> [What the exercise asks]
Write out the whole listing, matching it exactly.

'''

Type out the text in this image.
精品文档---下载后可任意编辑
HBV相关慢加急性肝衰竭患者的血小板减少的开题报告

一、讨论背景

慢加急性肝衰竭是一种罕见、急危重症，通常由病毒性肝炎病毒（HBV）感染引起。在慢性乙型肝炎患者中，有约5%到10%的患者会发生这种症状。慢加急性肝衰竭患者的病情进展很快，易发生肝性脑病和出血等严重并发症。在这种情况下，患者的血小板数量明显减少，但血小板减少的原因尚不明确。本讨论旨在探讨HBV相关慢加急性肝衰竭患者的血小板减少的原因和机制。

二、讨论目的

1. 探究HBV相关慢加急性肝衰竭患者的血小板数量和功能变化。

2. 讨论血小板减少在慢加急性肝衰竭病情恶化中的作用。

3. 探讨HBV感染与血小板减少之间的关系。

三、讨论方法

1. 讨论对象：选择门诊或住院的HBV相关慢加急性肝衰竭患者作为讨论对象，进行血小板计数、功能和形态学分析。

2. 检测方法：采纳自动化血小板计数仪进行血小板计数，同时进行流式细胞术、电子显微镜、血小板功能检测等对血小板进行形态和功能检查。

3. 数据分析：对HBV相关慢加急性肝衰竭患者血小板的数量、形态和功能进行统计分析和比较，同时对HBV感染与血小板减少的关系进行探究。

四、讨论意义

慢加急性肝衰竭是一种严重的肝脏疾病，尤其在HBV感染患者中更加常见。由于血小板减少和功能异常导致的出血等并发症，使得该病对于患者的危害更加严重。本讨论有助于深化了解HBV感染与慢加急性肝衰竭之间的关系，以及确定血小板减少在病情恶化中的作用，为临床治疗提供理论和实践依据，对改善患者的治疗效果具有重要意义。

'''

> [Right answer]
Type out the text in this image.
精品文档---下载后可任意编辑
HBV相关慢加急性肝衰竭患者的血小板减少的开题报告

一、讨论背景

慢加急性肝衰竭是一种罕见、急危重症，通常由病毒性肝炎病毒（HBV）感染引起。在慢性乙型肝炎患者中，有约5%到10%的患者会发生这种症状。慢加急性肝衰竭患者的病情进展很快，易发生肝性脑病和出血等严重并发症。在这种情况下，患者的血小板数量明显减少，但血小板减少的原因尚不明确。本讨论旨在探讨HBV相关慢加急性肝衰竭患者的血小板减少的原因和机制。

二、讨论目的

1. 探究HBV相关慢加急性肝衰竭患者的血小板数量和功能变化。

2. 讨论血小板减少在慢加急性肝衰竭病情恶化中的作用。

3. 探讨HBV感染与血小板减少之间的关系。

三、讨论方法

1. 讨论对象：选择门诊或住院的HBV相关慢加急性肝衰竭患者作为讨论对象，进行血小板计数、功能和形态学分析。

2. 检测方法：采纳自动化血小板计数仪进行血小板计数，同时进行流式细胞术、电子显微镜、血小板功能检测等对血小板进行形态和功能检查。

3. 数据分析：对HBV相关慢加急性肝衰竭患者血小板的数量、形态和功能进行统计分析和比较，同时对HBV感染与血小板减少的关系进行探究。

四、讨论意义

慢加急性肝衰竭是一种严重的肝脏疾病，尤其在HBV感染患者中更加常见。由于血小板减少和功能异常导致的出血等并发症，使得该病对于患者的危害更加严重。本讨论有助于深化了解HBV感染与慢加急性肝衰竭之间的关系，以及确定血小板减少在病情恶化中的作用，为临床治疗提供理论和实践依据，对改善患者的治疗效果具有重要意义。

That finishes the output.